= TASK INSTRUCTIONS =
Copy every line from the data below in which the string "text" can be found.

= PROVIDED ENTRIES =
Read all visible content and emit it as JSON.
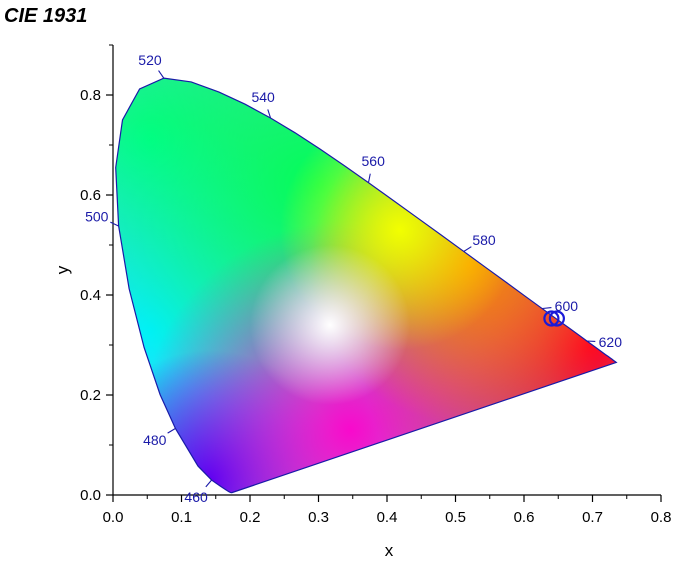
{
  "chart_data": {
    "type": "scatter",
    "title": "CIE 1931",
    "xlabel": "x",
    "ylabel": "y",
    "xlim": [
      0.0,
      0.8
    ],
    "ylim": [
      0.0,
      0.9
    ],
    "x_ticks": [
      "0.0",
      "0.1",
      "0.2",
      "0.3",
      "0.4",
      "0.5",
      "0.6",
      "0.7",
      "0.8"
    ],
    "y_ticks": [
      "0.0",
      "0.2",
      "0.4",
      "0.6",
      "0.8"
    ],
    "grid": false,
    "boundary_color": "#1a1aa8",
    "wavelength_labels": [
      {
        "text": "460",
        "x": 0.144,
        "y": 0.03
      },
      {
        "text": "480",
        "x": 0.091,
        "y": 0.133
      },
      {
        "text": "500",
        "x": 0.008,
        "y": 0.538
      },
      {
        "text": "520",
        "x": 0.074,
        "y": 0.834
      },
      {
        "text": "540",
        "x": 0.23,
        "y": 0.754
      },
      {
        "text": "560",
        "x": 0.373,
        "y": 0.625
      },
      {
        "text": "580",
        "x": 0.512,
        "y": 0.487
      },
      {
        "text": "600",
        "x": 0.627,
        "y": 0.373
      },
      {
        "text": "620",
        "x": 0.691,
        "y": 0.308
      }
    ],
    "series": [
      {
        "points": [
          {
            "x": 0.64,
            "y": 0.353
          },
          {
            "x": 0.648,
            "y": 0.353
          }
        ],
        "color": "#1a1ad8",
        "marker": "open-circle"
      }
    ]
  }
}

= ANSWER TO THIS PROBLEM =
        "text": "460",
        "text": "480",
        "text": "500",
        "text": "520",
        "text": "540",
        "text": "560",
        "text": "580",
        "text": "600",
        "text": "620",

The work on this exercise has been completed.